### STATED GOAL
Transcribe the records below exactly, leaving out any pictures.

=-=-=-=-=

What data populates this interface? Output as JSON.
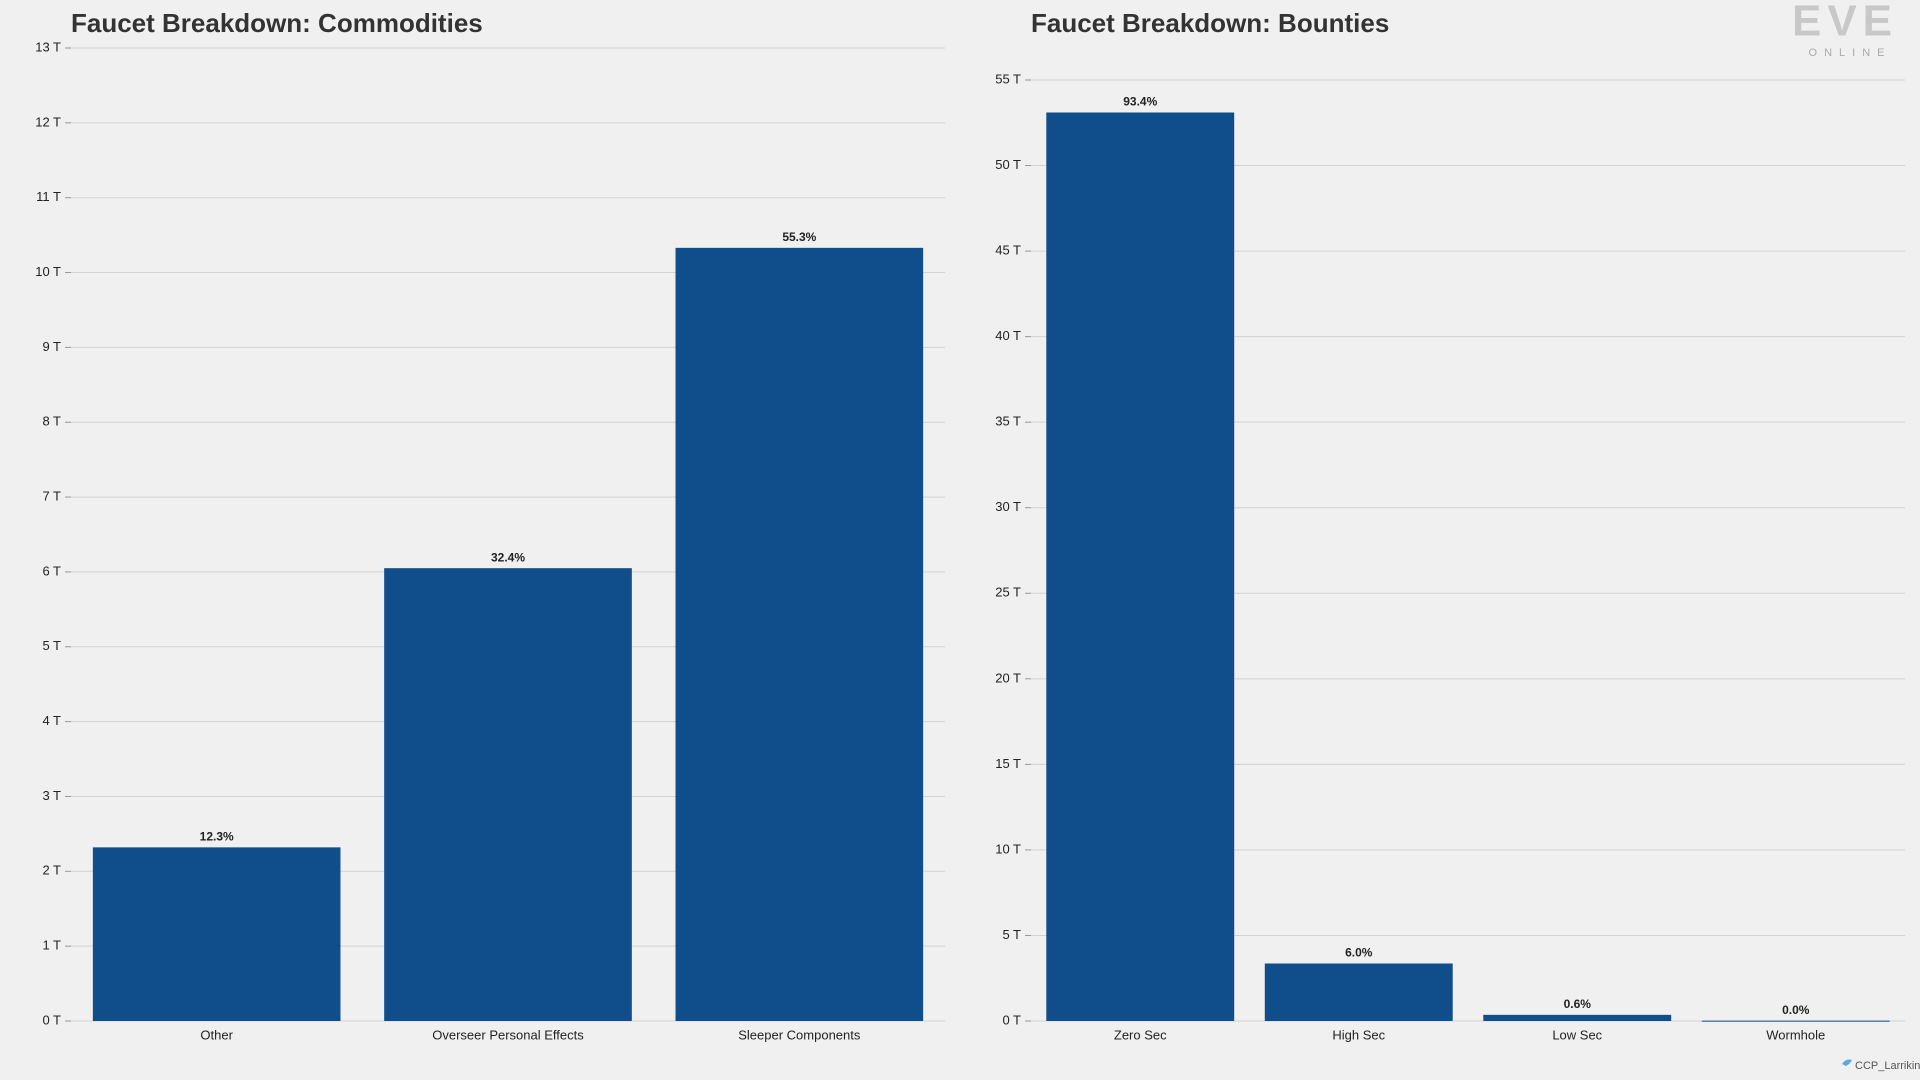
{
  "chart_data": [
    {
      "type": "bar",
      "title": "Faucet Breakdown: Commodities",
      "categories": [
        "Other",
        "Overseer Personal Effects",
        "Sleeper Components"
      ],
      "values": [
        2.32,
        6.05,
        10.33
      ],
      "share_labels": [
        "12.3%",
        "32.4%",
        "55.3%"
      ],
      "color": "#104e8b",
      "ylim": [
        0,
        13
      ],
      "yticks": [
        {
          "value": 0,
          "label": "0 T"
        },
        {
          "value": 1,
          "label": "1 T"
        },
        {
          "value": 2,
          "label": "2 T"
        },
        {
          "value": 3,
          "label": "3 T"
        },
        {
          "value": 4,
          "label": "4 T"
        },
        {
          "value": 5,
          "label": "5 T"
        },
        {
          "value": 6,
          "label": "6 T"
        },
        {
          "value": 7,
          "label": "7 T"
        },
        {
          "value": 8,
          "label": "8 T"
        },
        {
          "value": 9,
          "label": "9 T"
        },
        {
          "value": 10,
          "label": "10 T"
        },
        {
          "value": 11,
          "label": "11 T"
        },
        {
          "value": 12,
          "label": "12 T"
        },
        {
          "value": 13,
          "label": "13 T"
        }
      ],
      "grid": true
    },
    {
      "type": "bar",
      "title": "Faucet Breakdown: Bounties",
      "categories": [
        "Zero Sec",
        "High Sec",
        "Low Sec",
        "Wormhole"
      ],
      "values": [
        53.1,
        3.36,
        0.36,
        0.02
      ],
      "share_labels": [
        "93.4%",
        "6.0%",
        "0.6%",
        "0.0%"
      ],
      "color": "#104e8b",
      "ylim": [
        0,
        55
      ],
      "yticks": [
        {
          "value": 0,
          "label": "0 T"
        },
        {
          "value": 5,
          "label": "5 T"
        },
        {
          "value": 10,
          "label": "10 T"
        },
        {
          "value": 15,
          "label": "15 T"
        },
        {
          "value": 20,
          "label": "20 T"
        },
        {
          "value": 25,
          "label": "25 T"
        },
        {
          "value": 30,
          "label": "30 T"
        },
        {
          "value": 35,
          "label": "35 T"
        },
        {
          "value": 40,
          "label": "40 T"
        },
        {
          "value": 45,
          "label": "45 T"
        },
        {
          "value": 50,
          "label": "50 T"
        },
        {
          "value": 55,
          "label": "55 T"
        }
      ],
      "grid": true
    }
  ],
  "logo": {
    "text": "EVE",
    "subtext": "ONLINE"
  },
  "credit": "CCP_Larrikin"
}
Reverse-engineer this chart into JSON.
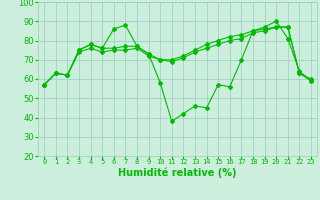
{
  "line1": [
    57,
    63,
    62,
    75,
    78,
    76,
    86,
    88,
    77,
    73,
    58,
    38,
    42,
    46,
    45,
    57,
    56,
    70,
    85,
    87,
    90,
    81,
    64,
    59
  ],
  "line2": [
    57,
    63,
    62,
    75,
    78,
    76,
    76,
    77,
    77,
    73,
    70,
    70,
    72,
    75,
    78,
    80,
    82,
    83,
    85,
    86,
    87,
    87,
    63,
    60
  ],
  "line3": [
    57,
    63,
    62,
    74,
    76,
    74,
    75,
    75,
    76,
    72,
    70,
    69,
    71,
    74,
    76,
    78,
    80,
    81,
    84,
    85,
    87,
    87,
    63,
    59
  ],
  "x": [
    0,
    1,
    2,
    3,
    4,
    5,
    6,
    7,
    8,
    9,
    10,
    11,
    12,
    13,
    14,
    15,
    16,
    17,
    18,
    19,
    20,
    21,
    22,
    23
  ],
  "xtick_labels": [
    "0",
    "1",
    "2",
    "3",
    "4",
    "5",
    "6",
    "7",
    "8",
    "9",
    "10",
    "11",
    "12",
    "13",
    "14",
    "15",
    "16",
    "17",
    "18",
    "19",
    "20",
    "21",
    "22",
    "23"
  ],
  "line_color": "#00bb00",
  "bg_color": "#cceedd",
  "grid_color": "#99ccbb",
  "xlabel": "Humidité relative (%)",
  "ylim": [
    20,
    100
  ],
  "yticks": [
    20,
    30,
    40,
    50,
    60,
    70,
    80,
    90,
    100
  ],
  "ytick_labels": [
    "20",
    "30",
    "40",
    "50",
    "60",
    "70",
    "80",
    "90",
    "100"
  ],
  "xlabel_fontsize": 7,
  "xtick_fontsize": 5,
  "ytick_fontsize": 6
}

=-=-=-=-=

### COMPLETE ANSWER
What data populates this interface? Output as JSON.
{
  "chart_data": [
    {
      "type": "bar",
      "title": "Faucet Breakdown: Commodities",
      "categories": [
        "Other",
        "Overseer Personal Effects",
        "Sleeper Components"
      ],
      "values": [
        2.32,
        6.05,
        10.33
      ],
      "share_labels": [
        "12.3%",
        "32.4%",
        "55.3%"
      ],
      "color": "#104e8b",
      "ylim": [
        0,
        13
      ],
      "yticks": [
        {
          "value": 0,
          "label": "0 T"
        },
        {
          "value": 1,
          "label": "1 T"
        },
        {
          "value": 2,
          "label": "2 T"
        },
        {
          "value": 3,
          "label": "3 T"
        },
        {
          "value": 4,
          "label": "4 T"
        },
        {
          "value": 5,
          "label": "5 T"
        },
        {
          "value": 6,
          "label": "6 T"
        },
        {
          "value": 7,
          "label": "7 T"
        },
        {
          "value": 8,
          "label": "8 T"
        },
        {
          "value": 9,
          "label": "9 T"
        },
        {
          "value": 10,
          "label": "10 T"
        },
        {
          "value": 11,
          "label": "11 T"
        },
        {
          "value": 12,
          "label": "12 T"
        },
        {
          "value": 13,
          "label": "13 T"
        }
      ],
      "grid": true
    },
    {
      "type": "bar",
      "title": "Faucet Breakdown: Bounties",
      "categories": [
        "Zero Sec",
        "High Sec",
        "Low Sec",
        "Wormhole"
      ],
      "values": [
        53.1,
        3.36,
        0.36,
        0.02
      ],
      "share_labels": [
        "93.4%",
        "6.0%",
        "0.6%",
        "0.0%"
      ],
      "color": "#104e8b",
      "ylim": [
        0,
        55
      ],
      "yticks": [
        {
          "value": 0,
          "label": "0 T"
        },
        {
          "value": 5,
          "label": "5 T"
        },
        {
          "value": 10,
          "label": "10 T"
        },
        {
          "value": 15,
          "label": "15 T"
        },
        {
          "value": 20,
          "label": "20 T"
        },
        {
          "value": 25,
          "label": "25 T"
        },
        {
          "value": 30,
          "label": "30 T"
        },
        {
          "value": 35,
          "label": "35 T"
        },
        {
          "value": 40,
          "label": "40 T"
        },
        {
          "value": 45,
          "label": "45 T"
        },
        {
          "value": 50,
          "label": "50 T"
        },
        {
          "value": 55,
          "label": "55 T"
        }
      ],
      "grid": true
    }
  ],
  "logo": {
    "text": "EVE",
    "subtext": "ONLINE"
  },
  "credit": "CCP_Larrikin"
}
Reverse-engineer this chart into JSON.
{
  "line1": [
    57,
    63,
    62,
    75,
    78,
    76,
    86,
    88,
    77,
    73,
    58,
    38,
    42,
    46,
    45,
    57,
    56,
    70,
    85,
    87,
    90,
    81,
    64,
    59
  ],
  "line2": [
    57,
    63,
    62,
    75,
    78,
    76,
    76,
    77,
    77,
    73,
    70,
    70,
    72,
    75,
    78,
    80,
    82,
    83,
    85,
    86,
    87,
    87,
    63,
    60
  ],
  "line3": [
    57,
    63,
    62,
    74,
    76,
    74,
    75,
    75,
    76,
    72,
    70,
    69,
    71,
    74,
    76,
    78,
    80,
    81,
    84,
    85,
    87,
    87,
    63,
    59
  ],
  "x": [
    0,
    1,
    2,
    3,
    4,
    5,
    6,
    7,
    8,
    9,
    10,
    11,
    12,
    13,
    14,
    15,
    16,
    17,
    18,
    19,
    20,
    21,
    22,
    23
  ],
  "xtick_labels": [
    "0",
    "1",
    "2",
    "3",
    "4",
    "5",
    "6",
    "7",
    "8",
    "9",
    "10",
    "11",
    "12",
    "13",
    "14",
    "15",
    "16",
    "17",
    "18",
    "19",
    "20",
    "21",
    "22",
    "23"
  ],
  "line_color": "#00bb00",
  "bg_color": "#cceedd",
  "grid_color": "#99ccbb",
  "xlabel": "Humidité relative (%)",
  "ylim": [
    20,
    100
  ],
  "yticks": [
    20,
    30,
    40,
    50,
    60,
    70,
    80,
    90,
    100
  ],
  "ytick_labels": [
    "20",
    "30",
    "40",
    "50",
    "60",
    "70",
    "80",
    "90",
    "100"
  ],
  "xlabel_fontsize": 7,
  "xtick_fontsize": 5,
  "ytick_fontsize": 6
}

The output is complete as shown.